═══ SUPPLIED RECORDS

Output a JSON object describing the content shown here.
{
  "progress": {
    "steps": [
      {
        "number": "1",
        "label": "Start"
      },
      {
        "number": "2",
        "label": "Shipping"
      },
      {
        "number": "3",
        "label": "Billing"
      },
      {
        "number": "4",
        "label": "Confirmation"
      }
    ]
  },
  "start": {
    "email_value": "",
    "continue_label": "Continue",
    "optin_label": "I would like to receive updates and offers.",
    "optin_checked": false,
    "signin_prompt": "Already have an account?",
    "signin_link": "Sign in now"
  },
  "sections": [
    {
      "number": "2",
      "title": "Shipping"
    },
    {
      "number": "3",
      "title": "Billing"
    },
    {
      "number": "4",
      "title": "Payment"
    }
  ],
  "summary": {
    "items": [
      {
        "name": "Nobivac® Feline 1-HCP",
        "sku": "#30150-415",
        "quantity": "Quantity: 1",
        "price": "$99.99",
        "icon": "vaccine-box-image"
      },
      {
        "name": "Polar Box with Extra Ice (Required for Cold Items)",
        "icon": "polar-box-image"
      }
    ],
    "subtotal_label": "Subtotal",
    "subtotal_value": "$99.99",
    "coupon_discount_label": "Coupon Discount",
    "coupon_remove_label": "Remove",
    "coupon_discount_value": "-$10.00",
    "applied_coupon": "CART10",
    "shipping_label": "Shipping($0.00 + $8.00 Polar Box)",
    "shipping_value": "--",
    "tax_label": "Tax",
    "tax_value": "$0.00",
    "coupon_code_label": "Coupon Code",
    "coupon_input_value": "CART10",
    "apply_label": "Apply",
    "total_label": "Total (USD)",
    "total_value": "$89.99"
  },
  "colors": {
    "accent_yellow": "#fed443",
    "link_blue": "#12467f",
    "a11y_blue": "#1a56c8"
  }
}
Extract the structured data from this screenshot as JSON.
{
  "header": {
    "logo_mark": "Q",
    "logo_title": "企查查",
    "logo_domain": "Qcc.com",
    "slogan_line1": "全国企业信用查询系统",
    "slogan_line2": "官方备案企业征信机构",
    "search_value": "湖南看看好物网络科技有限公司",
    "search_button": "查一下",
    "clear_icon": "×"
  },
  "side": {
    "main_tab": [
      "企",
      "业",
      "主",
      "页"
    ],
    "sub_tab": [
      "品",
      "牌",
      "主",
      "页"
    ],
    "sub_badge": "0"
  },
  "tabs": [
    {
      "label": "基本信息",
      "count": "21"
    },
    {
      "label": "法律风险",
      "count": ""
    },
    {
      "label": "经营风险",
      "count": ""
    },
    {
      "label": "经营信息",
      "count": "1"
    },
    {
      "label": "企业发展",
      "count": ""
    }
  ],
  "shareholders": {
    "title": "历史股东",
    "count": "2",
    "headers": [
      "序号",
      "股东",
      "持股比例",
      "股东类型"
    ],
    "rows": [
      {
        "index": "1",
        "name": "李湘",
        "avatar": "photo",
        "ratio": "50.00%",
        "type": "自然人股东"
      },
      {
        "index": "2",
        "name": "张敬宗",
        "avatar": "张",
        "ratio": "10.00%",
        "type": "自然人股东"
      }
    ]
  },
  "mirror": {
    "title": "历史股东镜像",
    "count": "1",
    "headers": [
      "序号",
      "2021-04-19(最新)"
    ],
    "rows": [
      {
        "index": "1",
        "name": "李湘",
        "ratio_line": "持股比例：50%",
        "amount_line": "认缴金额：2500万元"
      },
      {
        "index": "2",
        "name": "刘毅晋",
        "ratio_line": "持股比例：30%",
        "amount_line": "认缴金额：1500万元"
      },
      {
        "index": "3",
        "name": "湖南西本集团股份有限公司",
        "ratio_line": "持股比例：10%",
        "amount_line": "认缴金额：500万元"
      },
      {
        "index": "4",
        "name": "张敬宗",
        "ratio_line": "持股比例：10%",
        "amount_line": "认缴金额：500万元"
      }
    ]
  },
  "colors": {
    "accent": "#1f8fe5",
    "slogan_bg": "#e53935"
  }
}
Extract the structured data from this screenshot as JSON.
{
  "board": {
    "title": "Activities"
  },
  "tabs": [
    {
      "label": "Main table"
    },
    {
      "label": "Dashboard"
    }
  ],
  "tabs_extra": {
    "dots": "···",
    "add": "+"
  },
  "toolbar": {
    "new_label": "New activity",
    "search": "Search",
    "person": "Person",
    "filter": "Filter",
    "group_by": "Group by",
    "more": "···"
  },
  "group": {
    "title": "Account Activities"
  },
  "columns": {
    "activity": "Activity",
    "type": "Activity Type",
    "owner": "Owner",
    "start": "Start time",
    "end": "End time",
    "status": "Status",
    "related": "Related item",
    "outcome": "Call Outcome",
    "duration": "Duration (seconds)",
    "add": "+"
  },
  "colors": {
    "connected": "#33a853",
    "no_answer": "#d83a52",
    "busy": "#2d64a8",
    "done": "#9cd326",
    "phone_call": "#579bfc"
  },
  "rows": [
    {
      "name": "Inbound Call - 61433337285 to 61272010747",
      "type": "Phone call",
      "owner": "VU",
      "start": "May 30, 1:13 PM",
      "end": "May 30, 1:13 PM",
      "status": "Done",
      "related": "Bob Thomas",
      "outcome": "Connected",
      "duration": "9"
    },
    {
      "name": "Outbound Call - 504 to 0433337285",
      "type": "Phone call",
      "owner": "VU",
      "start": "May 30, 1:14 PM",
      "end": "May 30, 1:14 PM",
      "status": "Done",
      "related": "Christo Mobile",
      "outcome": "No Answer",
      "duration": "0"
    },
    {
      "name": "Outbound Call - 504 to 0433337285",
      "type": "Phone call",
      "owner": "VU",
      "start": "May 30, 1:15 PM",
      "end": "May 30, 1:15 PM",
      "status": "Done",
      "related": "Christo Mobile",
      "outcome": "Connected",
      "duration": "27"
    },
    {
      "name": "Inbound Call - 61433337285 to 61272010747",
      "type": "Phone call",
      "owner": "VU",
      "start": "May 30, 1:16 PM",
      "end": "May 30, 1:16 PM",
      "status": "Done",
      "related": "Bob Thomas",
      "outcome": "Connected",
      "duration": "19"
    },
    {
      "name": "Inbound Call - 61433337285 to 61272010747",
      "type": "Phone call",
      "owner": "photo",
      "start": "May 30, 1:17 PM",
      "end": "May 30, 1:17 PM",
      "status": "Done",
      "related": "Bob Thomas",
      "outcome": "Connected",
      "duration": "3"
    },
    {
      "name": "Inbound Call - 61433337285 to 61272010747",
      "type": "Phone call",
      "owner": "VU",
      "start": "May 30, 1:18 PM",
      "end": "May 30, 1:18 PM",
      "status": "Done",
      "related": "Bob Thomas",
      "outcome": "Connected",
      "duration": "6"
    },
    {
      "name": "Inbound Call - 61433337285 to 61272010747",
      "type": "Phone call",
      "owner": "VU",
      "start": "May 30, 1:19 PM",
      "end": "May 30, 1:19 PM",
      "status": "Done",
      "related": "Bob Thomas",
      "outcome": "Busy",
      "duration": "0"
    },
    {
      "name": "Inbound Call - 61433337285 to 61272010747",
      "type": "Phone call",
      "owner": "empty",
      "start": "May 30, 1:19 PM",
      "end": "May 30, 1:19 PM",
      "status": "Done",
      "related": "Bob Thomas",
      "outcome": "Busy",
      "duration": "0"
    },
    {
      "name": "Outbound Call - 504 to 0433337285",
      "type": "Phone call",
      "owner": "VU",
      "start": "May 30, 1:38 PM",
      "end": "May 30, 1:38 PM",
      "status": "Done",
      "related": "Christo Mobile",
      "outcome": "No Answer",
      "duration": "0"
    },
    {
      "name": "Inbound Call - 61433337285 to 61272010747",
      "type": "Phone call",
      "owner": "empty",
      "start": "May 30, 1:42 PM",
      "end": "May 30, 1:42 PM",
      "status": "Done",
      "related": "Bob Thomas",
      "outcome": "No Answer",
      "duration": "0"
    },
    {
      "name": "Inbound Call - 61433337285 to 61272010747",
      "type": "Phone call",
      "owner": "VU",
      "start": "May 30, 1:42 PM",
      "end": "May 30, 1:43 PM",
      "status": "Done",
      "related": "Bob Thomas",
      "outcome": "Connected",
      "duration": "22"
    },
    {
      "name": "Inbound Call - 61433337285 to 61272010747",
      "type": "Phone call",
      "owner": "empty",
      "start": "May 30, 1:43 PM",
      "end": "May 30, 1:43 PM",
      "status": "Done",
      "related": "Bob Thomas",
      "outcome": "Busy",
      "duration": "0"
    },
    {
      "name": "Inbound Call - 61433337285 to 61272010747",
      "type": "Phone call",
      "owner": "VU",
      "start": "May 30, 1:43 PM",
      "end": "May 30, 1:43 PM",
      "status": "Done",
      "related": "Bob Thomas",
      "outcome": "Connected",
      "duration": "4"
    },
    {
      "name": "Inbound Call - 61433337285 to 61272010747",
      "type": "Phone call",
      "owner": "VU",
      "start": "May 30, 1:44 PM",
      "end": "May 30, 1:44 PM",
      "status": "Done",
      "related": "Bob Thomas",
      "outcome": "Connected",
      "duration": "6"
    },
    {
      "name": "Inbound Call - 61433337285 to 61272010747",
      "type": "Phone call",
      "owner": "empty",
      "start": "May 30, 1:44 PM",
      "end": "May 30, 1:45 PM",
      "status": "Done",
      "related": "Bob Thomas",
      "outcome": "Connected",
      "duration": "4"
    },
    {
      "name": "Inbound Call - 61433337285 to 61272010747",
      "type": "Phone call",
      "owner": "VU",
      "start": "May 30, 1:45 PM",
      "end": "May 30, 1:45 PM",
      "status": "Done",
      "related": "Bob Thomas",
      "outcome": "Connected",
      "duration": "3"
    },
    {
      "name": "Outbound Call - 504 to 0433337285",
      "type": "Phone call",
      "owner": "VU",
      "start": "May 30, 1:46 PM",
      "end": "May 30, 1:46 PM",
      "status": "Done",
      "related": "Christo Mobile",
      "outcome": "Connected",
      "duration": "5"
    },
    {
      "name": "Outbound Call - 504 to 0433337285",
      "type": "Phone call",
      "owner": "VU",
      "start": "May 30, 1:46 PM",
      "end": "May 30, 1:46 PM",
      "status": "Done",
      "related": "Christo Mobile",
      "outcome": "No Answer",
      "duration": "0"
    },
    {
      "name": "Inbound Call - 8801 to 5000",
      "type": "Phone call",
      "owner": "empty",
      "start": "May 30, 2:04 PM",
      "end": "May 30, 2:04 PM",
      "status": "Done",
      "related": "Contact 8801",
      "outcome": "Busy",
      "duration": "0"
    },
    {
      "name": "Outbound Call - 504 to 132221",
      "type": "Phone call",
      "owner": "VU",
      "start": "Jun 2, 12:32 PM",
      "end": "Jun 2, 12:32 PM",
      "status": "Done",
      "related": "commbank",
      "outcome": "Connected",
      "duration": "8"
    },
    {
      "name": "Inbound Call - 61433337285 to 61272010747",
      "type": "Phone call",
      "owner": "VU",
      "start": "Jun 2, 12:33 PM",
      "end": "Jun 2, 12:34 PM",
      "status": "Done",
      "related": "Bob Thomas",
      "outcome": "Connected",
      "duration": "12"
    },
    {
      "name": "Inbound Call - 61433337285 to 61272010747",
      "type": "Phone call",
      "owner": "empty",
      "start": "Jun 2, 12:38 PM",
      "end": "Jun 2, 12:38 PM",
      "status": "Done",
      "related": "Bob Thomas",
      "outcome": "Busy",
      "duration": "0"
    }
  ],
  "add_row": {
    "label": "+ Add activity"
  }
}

══════

Each line that holds the word "认缴金额" should be extracted from the records.

WRITTEN RESPONSE:
        "amount_line": "认缴金额：2500万元"
        "amount_line": "认缴金额：1500万元"
        "amount_line": "认缴金额：500万元"
        "amount_line": "认缴金额：500万元"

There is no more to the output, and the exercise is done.